■ What the task requires ■
Look through the listing for the word "INSTRUCTIONS". Copy each line that has it.

Stored items:

══════════════════════════════

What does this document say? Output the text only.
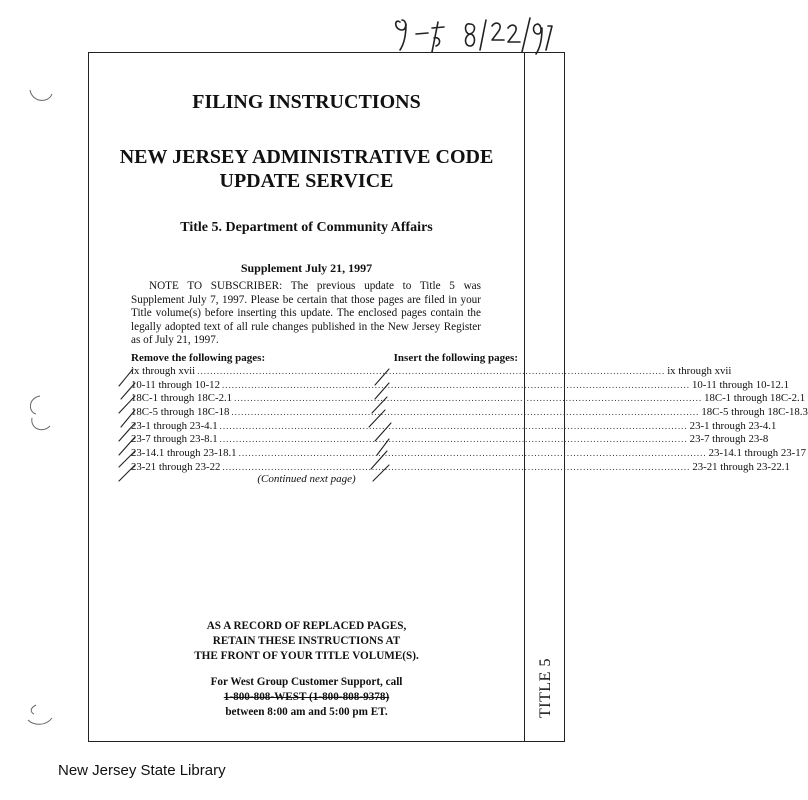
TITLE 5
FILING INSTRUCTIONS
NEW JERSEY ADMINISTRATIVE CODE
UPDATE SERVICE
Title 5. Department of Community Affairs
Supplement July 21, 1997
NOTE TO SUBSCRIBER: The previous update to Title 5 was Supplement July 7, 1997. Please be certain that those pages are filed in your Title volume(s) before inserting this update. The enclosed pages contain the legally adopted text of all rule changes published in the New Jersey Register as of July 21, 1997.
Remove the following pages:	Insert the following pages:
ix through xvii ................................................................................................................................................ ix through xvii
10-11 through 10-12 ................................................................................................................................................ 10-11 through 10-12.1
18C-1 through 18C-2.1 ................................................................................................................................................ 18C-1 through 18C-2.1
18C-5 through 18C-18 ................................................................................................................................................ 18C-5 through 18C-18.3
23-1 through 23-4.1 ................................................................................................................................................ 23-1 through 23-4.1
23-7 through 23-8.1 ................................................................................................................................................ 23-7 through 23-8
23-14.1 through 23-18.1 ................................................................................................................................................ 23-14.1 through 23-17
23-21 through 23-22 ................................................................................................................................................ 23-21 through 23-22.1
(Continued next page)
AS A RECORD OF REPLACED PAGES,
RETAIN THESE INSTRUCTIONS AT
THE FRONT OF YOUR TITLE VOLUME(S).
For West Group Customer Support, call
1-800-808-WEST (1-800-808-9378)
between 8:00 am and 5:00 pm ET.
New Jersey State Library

══════════════════════════════

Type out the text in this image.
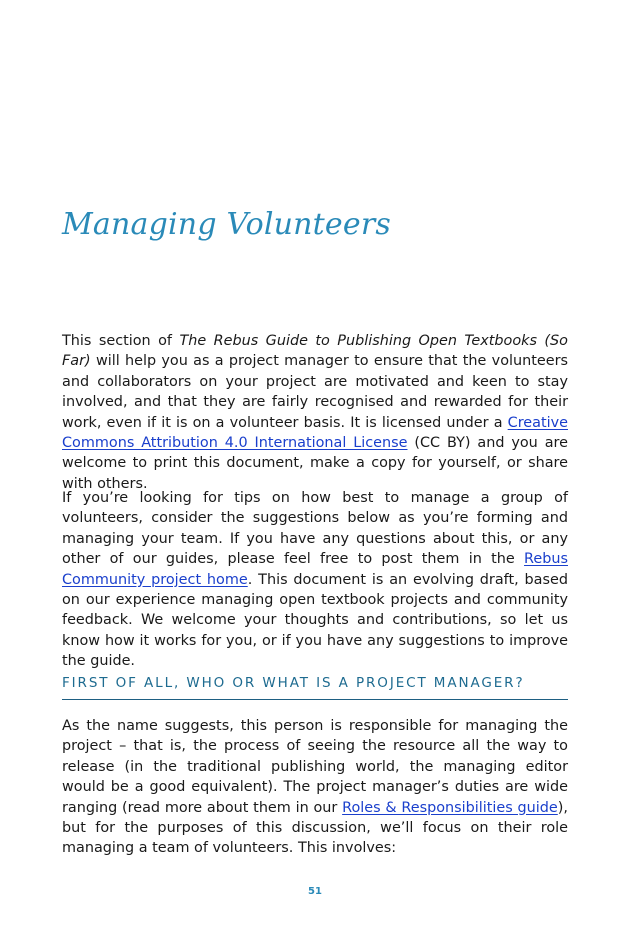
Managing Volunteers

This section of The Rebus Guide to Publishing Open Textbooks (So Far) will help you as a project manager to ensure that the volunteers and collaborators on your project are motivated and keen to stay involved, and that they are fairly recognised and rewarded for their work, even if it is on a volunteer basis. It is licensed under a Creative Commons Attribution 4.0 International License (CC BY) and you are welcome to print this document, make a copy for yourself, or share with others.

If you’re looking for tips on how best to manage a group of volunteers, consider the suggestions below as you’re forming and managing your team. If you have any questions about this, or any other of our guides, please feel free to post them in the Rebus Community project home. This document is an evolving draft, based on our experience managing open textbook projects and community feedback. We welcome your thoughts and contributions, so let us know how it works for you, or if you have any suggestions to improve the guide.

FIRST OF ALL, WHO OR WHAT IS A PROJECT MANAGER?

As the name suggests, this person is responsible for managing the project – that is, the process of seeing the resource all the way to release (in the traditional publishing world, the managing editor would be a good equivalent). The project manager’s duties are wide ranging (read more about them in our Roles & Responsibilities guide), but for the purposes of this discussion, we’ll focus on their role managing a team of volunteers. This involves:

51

══════════════════════════════

■ The output ■
FILING INSTRUCTIONS
RETAIN THESE INSTRUCTIONS AT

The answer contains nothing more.